Objective: Sort through the data and copy the lines holding the word "Walton".

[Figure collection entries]
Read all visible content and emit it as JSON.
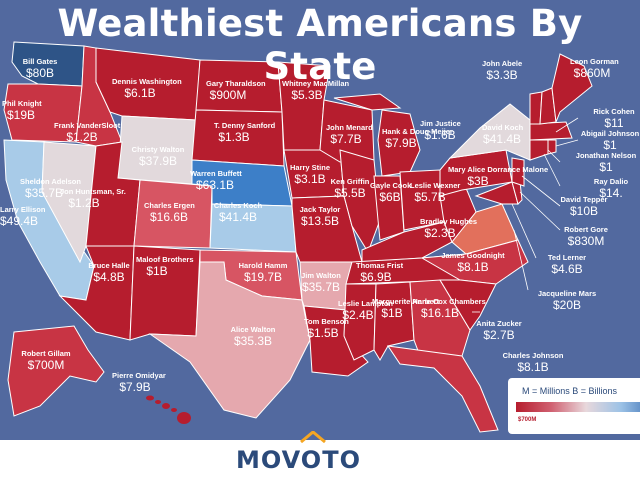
{
  "header": {
    "title": "Wealthiest Americans By State"
  },
  "footer": {
    "brand": "MOVOTO"
  },
  "legend": {
    "text": "M = Millions     B = Billions",
    "min_label": "$700M"
  },
  "colors": {
    "ocean": "#52699f",
    "dark_red": "#b61d2e",
    "red": "#c83444",
    "light_red": "#d75563",
    "pink": "#e5a8ae",
    "pale": "#e2d9dc",
    "light_blue": "#a8cbe8",
    "blue": "#3d7fc8",
    "dark_blue": "#2e5487"
  },
  "states": [
    {
      "name": "Bill Gates",
      "value": "$80B"
    },
    {
      "name": "Phil Knight",
      "value": "$19B"
    },
    {
      "name": "Dennis Washington",
      "value": "$6.1B"
    },
    {
      "name": "Gary Tharaldson",
      "value": "$900M"
    },
    {
      "name": "Whitney MacMillan",
      "value": "$5.3B"
    },
    {
      "name": "John Abele",
      "value": "$3.3B"
    },
    {
      "name": "Leon Gorman",
      "value": "$860M"
    },
    {
      "name": "Rick Cohen",
      "value": "$11"
    },
    {
      "name": "Abigail Johnson",
      "value": "$1"
    },
    {
      "name": "Jonathan Nelson",
      "value": "$1"
    },
    {
      "name": "Ray Dalio",
      "value": "$14."
    },
    {
      "name": "Frank VanderSloot",
      "value": "$1.2B"
    },
    {
      "name": "Christy Walton",
      "value": "$37.9B"
    },
    {
      "name": "T. Denny Sanford",
      "value": "$1.3B"
    },
    {
      "name": "John Menard",
      "value": "$7.7B"
    },
    {
      "name": "Hank & Doug Meijer",
      "value": "$7.9B"
    },
    {
      "name": "Jim Justice",
      "value": "$1.6B"
    },
    {
      "name": "David Koch",
      "value": "$41.4B"
    },
    {
      "name": "Sheldon Adelson",
      "value": "$35.7B"
    },
    {
      "name": "Harry Stine",
      "value": "$3.1B"
    },
    {
      "name": "Warren Buffett",
      "value": "$63.1B"
    },
    {
      "name": "Ken Griffin",
      "value": "$5.5B"
    },
    {
      "name": "Gayle Cook",
      "value": "$6B"
    },
    {
      "name": "Leslie Wexner",
      "value": "$5.7B"
    },
    {
      "name": "Mary Alice Dorrance Malone",
      "value": "$3B"
    },
    {
      "name": "David Tepper",
      "value": "$10B"
    },
    {
      "name": "Jon Huntsman, Sr.",
      "value": "$1.2B"
    },
    {
      "name": "Charles Ergen",
      "value": "$16.6B"
    },
    {
      "name": "Charles Koch",
      "value": "$41.4B"
    },
    {
      "name": "Jack Taylor",
      "value": "$13.5B"
    },
    {
      "name": "Bradley Hughes",
      "value": "$2.3B"
    },
    {
      "name": "Robert Gore",
      "value": "$830M"
    },
    {
      "name": "Ted Lerner",
      "value": "$4.6B"
    },
    {
      "name": "Larry Ellison",
      "value": "$49.4B"
    },
    {
      "name": "Bruce Halle",
      "value": "$4.8B"
    },
    {
      "name": "Maloof Brothers",
      "value": "$1B"
    },
    {
      "name": "Harold Hamm",
      "value": "$19.7B"
    },
    {
      "name": "Jim Walton",
      "value": "$35.7B"
    },
    {
      "name": "Thomas Frist",
      "value": "$6.9B"
    },
    {
      "name": "James Goodnight",
      "value": "$8.1B"
    },
    {
      "name": "Jacqueline Mars",
      "value": "$20B"
    },
    {
      "name": "Alice Walton",
      "value": "$35.3B"
    },
    {
      "name": "Tom Benson",
      "value": "$1.5B"
    },
    {
      "name": "Leslie Lampton",
      "value": "$2.4B"
    },
    {
      "name": "Marguerite Harbert",
      "value": "$1B"
    },
    {
      "name": "Anne Cox Chambers",
      "value": "$16.1B"
    },
    {
      "name": "Anita Zucker",
      "value": "$2.7B"
    },
    {
      "name": "Charles Johnson",
      "value": "$8.1B"
    },
    {
      "name": "Robert Gillam",
      "value": "$700M"
    },
    {
      "name": "Pierre Omidyar",
      "value": "$7.9B"
    }
  ]
}
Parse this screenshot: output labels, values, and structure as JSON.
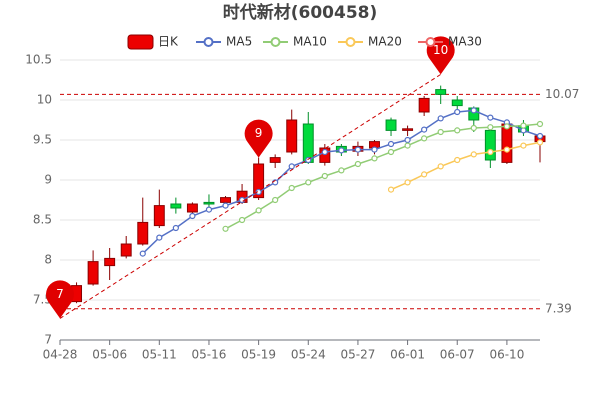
{
  "chart_data": {
    "type": "candlestick",
    "title": "时代新材(600458)",
    "categories": [
      "04-28",
      null,
      null,
      "05-06",
      null,
      null,
      "05-11",
      null,
      null,
      "05-16",
      null,
      null,
      "05-19",
      null,
      null,
      "05-24",
      null,
      null,
      "05-27",
      null,
      null,
      "06-01",
      null,
      null,
      "06-07",
      null,
      null,
      "06-10",
      null,
      null
    ],
    "ylim": [
      7,
      10.5
    ],
    "yticks": [
      7,
      7.5,
      8,
      8.5,
      9,
      9.5,
      10,
      10.5
    ],
    "grid": true,
    "up_color": "#ec0000",
    "up_border": "#8a0000",
    "down_color": "#00da3c",
    "down_border": "#008f28",
    "series": [
      {
        "name": "日K",
        "type": "candlestick",
        "color": "#ec0000",
        "open": [
          null,
          7.48,
          7.7,
          7.93,
          8.05,
          8.2,
          8.43,
          8.7,
          8.6,
          8.72,
          8.72,
          8.72,
          8.78,
          9.22,
          9.35,
          9.7,
          9.22,
          9.42,
          9.36,
          9.4,
          9.75,
          9.62,
          9.85,
          10.13,
          10.0,
          9.9,
          9.62,
          9.22,
          9.68,
          9.48
        ],
        "close": [
          null,
          7.68,
          7.98,
          8.02,
          8.2,
          8.47,
          8.68,
          8.65,
          8.7,
          8.7,
          8.78,
          8.86,
          9.2,
          9.28,
          9.75,
          9.22,
          9.4,
          9.35,
          9.42,
          9.48,
          9.62,
          9.64,
          10.02,
          10.07,
          9.93,
          9.75,
          9.25,
          9.7,
          9.6,
          9.55
        ],
        "high": [
          null,
          7.72,
          8.12,
          8.15,
          8.3,
          8.78,
          8.88,
          8.78,
          8.72,
          8.82,
          8.8,
          8.95,
          9.28,
          9.32,
          9.88,
          9.85,
          9.45,
          9.45,
          9.48,
          9.5,
          9.78,
          9.68,
          10.05,
          10.18,
          10.05,
          9.92,
          9.68,
          9.72,
          9.75,
          9.58
        ],
        "low": [
          null,
          7.46,
          7.68,
          7.75,
          8.02,
          8.18,
          8.4,
          8.58,
          8.55,
          8.62,
          8.65,
          8.7,
          8.75,
          9.15,
          9.32,
          9.2,
          9.18,
          9.3,
          9.3,
          9.32,
          9.55,
          9.55,
          9.8,
          9.95,
          9.85,
          9.6,
          9.15,
          9.2,
          9.55,
          9.22
        ]
      },
      {
        "name": "MA5",
        "type": "line",
        "color": "#5470c6",
        "values": [
          null,
          null,
          null,
          null,
          null,
          8.08,
          8.28,
          8.4,
          8.55,
          8.63,
          8.68,
          8.75,
          8.85,
          8.97,
          9.17,
          9.25,
          9.35,
          9.37,
          9.38,
          9.38,
          9.45,
          9.5,
          9.63,
          9.77,
          9.85,
          9.87,
          9.78,
          9.72,
          9.62,
          9.55
        ]
      },
      {
        "name": "MA10",
        "type": "line",
        "color": "#91cc75",
        "values": [
          null,
          null,
          null,
          null,
          null,
          null,
          null,
          null,
          null,
          null,
          8.39,
          8.5,
          8.62,
          8.75,
          8.9,
          8.97,
          9.05,
          9.12,
          9.2,
          9.27,
          9.35,
          9.43,
          9.52,
          9.6,
          9.62,
          9.65,
          9.66,
          9.67,
          9.68,
          9.7
        ]
      },
      {
        "name": "MA20",
        "type": "line",
        "color": "#fac858",
        "values": [
          null,
          null,
          null,
          null,
          null,
          null,
          null,
          null,
          null,
          null,
          null,
          null,
          null,
          null,
          null,
          null,
          null,
          null,
          null,
          null,
          8.88,
          8.97,
          9.07,
          9.17,
          9.25,
          9.32,
          9.35,
          9.38,
          9.43,
          9.47
        ]
      },
      {
        "name": "MA30",
        "type": "line",
        "color": "#ee6666",
        "values": [
          null,
          null,
          null,
          null,
          null,
          null,
          null,
          null,
          null,
          null,
          null,
          null,
          null,
          null,
          null,
          null,
          null,
          null,
          null,
          null,
          null,
          null,
          null,
          null,
          null,
          null,
          null,
          null,
          null,
          null
        ]
      }
    ],
    "mark_lines": [
      10.07,
      7.39
    ],
    "pins": {
      "at": [
        0,
        12,
        23
      ],
      "values": [
        7.27,
        9.28,
        10.32
      ],
      "value_labels": [
        "7",
        "9",
        "10"
      ],
      "color": "#e00000"
    }
  }
}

Output of the exercise:
      "name": "Christy Walton",
      "name": "Jim Walton",
      "name": "Alice Walton",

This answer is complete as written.